== Entries supplied ==

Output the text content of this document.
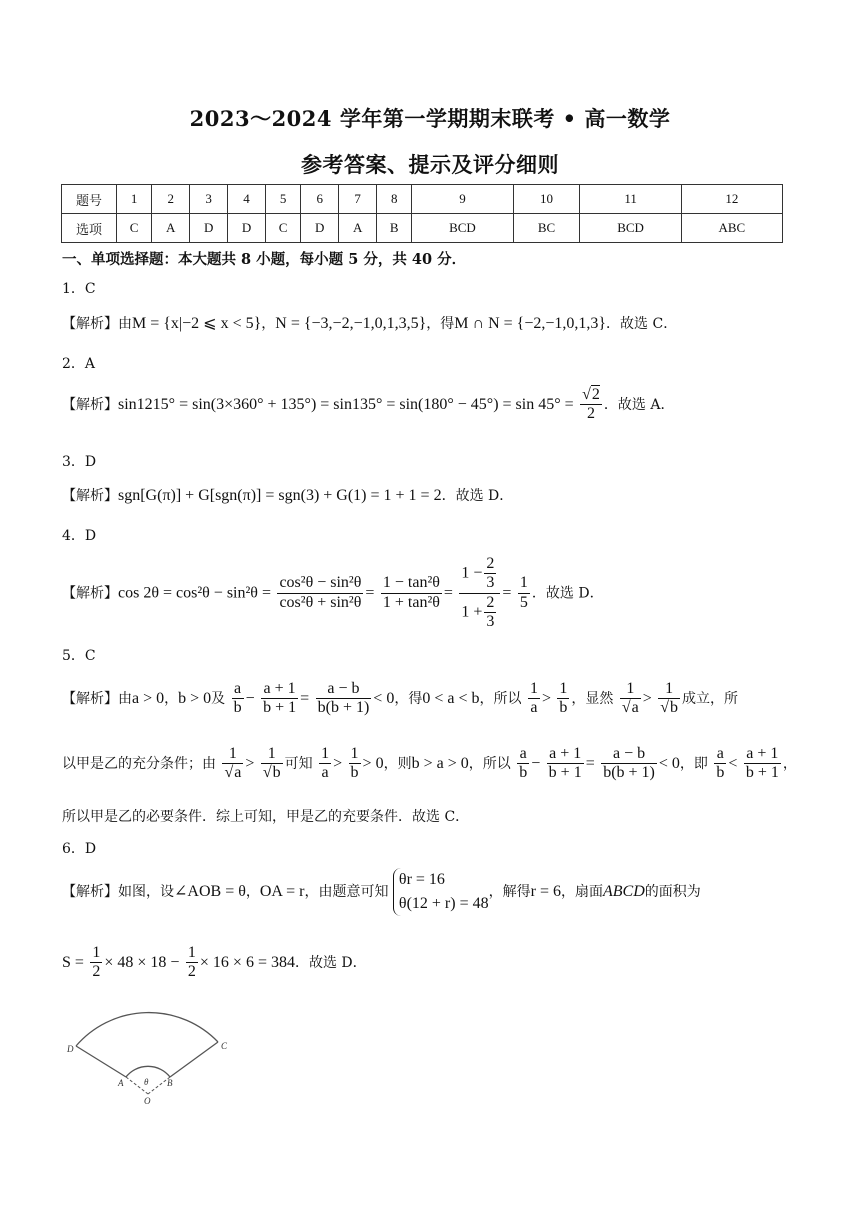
2023～2024 学年第一学期期末联考 • 高一数学
参考答案、提示及评分细则
题号	1	2	3	4	5	6	7	8	9	10	11	12
选项	C	A	D	D	C	D	A	B	BCD	BC	BCD	ABC
一、单项选择题：本大题共 8 小题，每小题 5 分，共 40 分．
1．C
【解析】由M = {x|−2 ⩽ x < 5}，N = {−3,−2,−1,0,1,3,5}，得M ∩ N = {−2,−1,0,1,3}．故选 C．
2．A
【解析】$\sin 1215^\circ = \sin(3\times 360^\circ + 135^\circ) = \sin 135^\circ = \sin(180^\circ - 45^\circ) = \sin 45^\circ = \frac{√2}{2}$ ．故选 A．
3．D
【解析】sgn[G(π)] + G[sgn(π)] = sgn(3) + G(1) = 1 + 1 = 2．故选 D．
4．D
【解析】$\cos 2\theta = \cos^2\theta - \sin^2\theta = \frac{\text{cos²θ − sin²θ}}{\text{cos²θ + sin²θ}} = \frac{\text{1 − tan²θ}}{\text{1 + tan²θ}} = \frac{1 - \frac{2}{3}}{1 + \frac{2}{3}} = \frac{1}{5}$ ．故选 D．
5．C
【解析】由a > 0，b > 0及 $\frac{a}{b} - \frac{a + 1}{b + 1} = \frac{a - b}{b(b + 1)} < 0$，得0 < a < b，所以 $\frac{1}{a} > \frac{1}{b}$ ，显然 $\frac{1}{√a} > \frac{1}{√b}$ 成立，所
以甲是乙的充分条件；由 $\frac{1}{√a} > \frac{1}{√b}$ 可知 $\frac{1}{a} > \frac{1}{b} > 0$，则b > a > 0，所以 $\frac{a}{b} - \frac{a + 1}{b + 1} = \frac{a - b}{b(b + 1)} < 0$，即 $\frac{a}{b} < \frac{a + 1}{b + 1}$ ，
所以甲是乙的必要条件．综上可知，甲是乙的充要条件．故选 C．
6．D
【解析】如图，设∠AOB = θ，OA = r，由题意可知
θr = 16
θ(12 + r) = 48
，解得r = 6，扇面ABCD的面积为
$S = \frac{1}{2} \times 48 \times 18 - \frac{1}{2} \times 16 \times 6 = 384$．故选 D．
D	C
A	B
θ
O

===

## Problem description
The records above are to be quoted exactly, with all pictures left out.

## Response to this task
Output the text content of this document.
2023～2024 学年第一学期期末联考 • 高一数学
参考答案、提示及评分细则
题号	1	2	3	4	5	6	7	8	9	10	11	12
选项	C	A	D	D	C	D	A	B	BCD	BC	BCD	ABC
一、单项选择题：本大题共 8 小题，每小题 5 分，共 40 分．
1．C
【解析】由M = {x|−2 ⩽ x < 5}，N = {−3,−2,−1,0,1,3,5}，得M ∩ N = {−2,−1,0,1,3}．故选 C．
2．A
【解析】$\sin 1215^\circ = \sin(3\times 360^\circ + 135^\circ) = \sin 135^\circ = \sin(180^\circ - 45^\circ) = \sin 45^\circ = \frac{√2}{2}$ ．故选 A．
3．D
【解析】sgn[G(π)] + G[sgn(π)] = sgn(3) + G(1) = 1 + 1 = 2．故选 D．
4．D
【解析】$\cos 2\theta = \cos^2\theta - \sin^2\theta = \frac{\text{cos²θ − sin²θ}}{\text{cos²θ + sin²θ}} = \frac{\text{1 − tan²θ}}{\text{1 + tan²θ}} = \frac{1 - \frac{2}{3}}{1 + \frac{2}{3}} = \frac{1}{5}$ ．故选 D．
5．C
【解析】由a > 0，b > 0及 $\frac{a}{b} - \frac{a + 1}{b + 1} = \frac{a - b}{b(b + 1)} < 0$，得0 < a < b，所以 $\frac{1}{a} > \frac{1}{b}$ ，显然 $\frac{1}{√a} > \frac{1}{√b}$ 成立，所
以甲是乙的充分条件；由 $\frac{1}{√a} > \frac{1}{√b}$ 可知 $\frac{1}{a} > \frac{1}{b} > 0$，则b > a > 0，所以 $\frac{a}{b} - \frac{a + 1}{b + 1} = \frac{a - b}{b(b + 1)} < 0$，即 $\frac{a}{b} < \frac{a + 1}{b + 1}$ ，
所以甲是乙的必要条件．综上可知，甲是乙的充要条件．故选 C．
6．D
【解析】如图，设∠AOB = θ，OA = r，由题意可知
θr = 16
θ(12 + r) = 48
，解得r = 6，扇面ABCD的面积为
$S = \frac{1}{2} \times 48 \times 18 - \frac{1}{2} \times 16 \times 6 = 384$．故选 D．
D	C
A	B
θ
O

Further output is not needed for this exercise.